MATERIAL PROVIDED:
____________
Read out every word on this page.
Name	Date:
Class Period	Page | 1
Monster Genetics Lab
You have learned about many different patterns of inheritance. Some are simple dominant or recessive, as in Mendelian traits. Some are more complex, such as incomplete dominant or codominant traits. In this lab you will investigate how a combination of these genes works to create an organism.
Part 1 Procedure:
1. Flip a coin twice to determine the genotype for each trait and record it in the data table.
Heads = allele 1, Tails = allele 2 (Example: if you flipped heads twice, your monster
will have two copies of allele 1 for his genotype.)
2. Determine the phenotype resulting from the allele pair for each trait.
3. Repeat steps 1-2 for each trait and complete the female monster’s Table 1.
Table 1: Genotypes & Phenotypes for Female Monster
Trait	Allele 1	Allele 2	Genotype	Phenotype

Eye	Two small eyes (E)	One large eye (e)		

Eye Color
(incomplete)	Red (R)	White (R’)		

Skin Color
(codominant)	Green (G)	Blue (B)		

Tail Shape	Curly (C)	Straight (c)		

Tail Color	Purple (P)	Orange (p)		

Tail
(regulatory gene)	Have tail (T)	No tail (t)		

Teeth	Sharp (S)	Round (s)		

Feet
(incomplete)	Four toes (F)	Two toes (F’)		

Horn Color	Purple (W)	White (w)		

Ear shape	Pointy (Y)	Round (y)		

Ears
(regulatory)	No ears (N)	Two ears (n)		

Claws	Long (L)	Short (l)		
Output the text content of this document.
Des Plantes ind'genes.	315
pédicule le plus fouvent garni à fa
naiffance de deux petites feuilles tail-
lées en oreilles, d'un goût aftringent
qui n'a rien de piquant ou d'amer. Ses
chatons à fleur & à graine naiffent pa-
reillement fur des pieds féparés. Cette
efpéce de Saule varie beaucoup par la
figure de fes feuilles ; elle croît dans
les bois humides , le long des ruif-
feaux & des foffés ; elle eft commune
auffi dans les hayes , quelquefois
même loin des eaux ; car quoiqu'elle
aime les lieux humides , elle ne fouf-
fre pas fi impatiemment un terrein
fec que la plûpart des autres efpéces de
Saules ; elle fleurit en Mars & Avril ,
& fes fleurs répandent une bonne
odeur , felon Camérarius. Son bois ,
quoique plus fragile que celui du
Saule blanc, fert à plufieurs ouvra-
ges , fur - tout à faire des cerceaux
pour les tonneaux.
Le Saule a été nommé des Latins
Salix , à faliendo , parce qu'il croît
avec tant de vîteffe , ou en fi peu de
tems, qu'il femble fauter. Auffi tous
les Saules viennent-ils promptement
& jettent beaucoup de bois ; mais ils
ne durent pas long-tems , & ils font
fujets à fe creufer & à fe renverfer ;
____________
TASK STATEMENT: Repeat every entry exactly, please.

EXERCISE SOLUTION:
Read out every word on this page.
Name	Date:
Class Period	Page | 1
Monster Genetics Lab
You have learned about many different patterns of inheritance. Some are simple dominant or recessive, as in Mendelian traits. Some are more complex, such as incomplete dominant or codominant traits. In this lab you will investigate how a combination of these genes works to create an organism.
Part 1 Procedure:
1. Flip a coin twice to determine the genotype for each trait and record it in the data table.
Heads = allele 1, Tails = allele 2 (Example: if you flipped heads twice, your monster
will have two copies of allele 1 for his genotype.)
2. Determine the phenotype resulting from the allele pair for each trait.
3. Repeat steps 1-2 for each trait and complete the female monster’s Table 1.
Table 1: Genotypes & Phenotypes for Female Monster
Trait	Allele 1	Allele 2	Genotype	Phenotype

Eye	Two small eyes (E)	One large eye (e)		

Eye Color
(incomplete)	Red (R)	White (R’)		

Skin Color
(codominant)	Green (G)	Blue (B)		

Tail Shape	Curly (C)	Straight (c)		

Tail Color	Purple (P)	Orange (p)		

Tail
(regulatory gene)	Have tail (T)	No tail (t)		

Teeth	Sharp (S)	Round (s)		

Feet
(incomplete)	Four toes (F)	Two toes (F’)		

Horn Color	Purple (W)	White (w)		

Ear shape	Pointy (Y)	Round (y)		

Ears
(regulatory)	No ears (N)	Two ears (n)		

Claws	Long (L)	Short (l)		
Output the text content of this document.
Des Plantes ind'genes.	315
pédicule le plus fouvent garni à fa
naiffance de deux petites feuilles tail-
lées en oreilles, d'un goût aftringent
qui n'a rien de piquant ou d'amer. Ses
chatons à fleur & à graine naiffent pa-
reillement fur des pieds féparés. Cette
efpéce de Saule varie beaucoup par la
figure de fes feuilles ; elle croît dans
les bois humides , le long des ruif-
feaux & des foffés ; elle eft commune
auffi dans les hayes , quelquefois
même loin des eaux ; car quoiqu'elle
aime les lieux humides , elle ne fouf-
fre pas fi impatiemment un terrein
fec que la plûpart des autres efpéces de
Saules ; elle fleurit en Mars & Avril ,
& fes fleurs répandent une bonne
odeur , felon Camérarius. Son bois ,
quoique plus fragile que celui du
Saule blanc, fert à plufieurs ouvra-
ges , fur - tout à faire des cerceaux
pour les tonneaux.
Le Saule a été nommé des Latins
Salix , à faliendo , parce qu'il croît
avec tant de vîteffe , ou en fi peu de
tems, qu'il femble fauter. Auffi tous
les Saules viennent-ils promptement
& jettent beaucoup de bois ; mais ils
ne durent pas long-tems , & ils font
fujets à fe creufer & à fe renverfer ;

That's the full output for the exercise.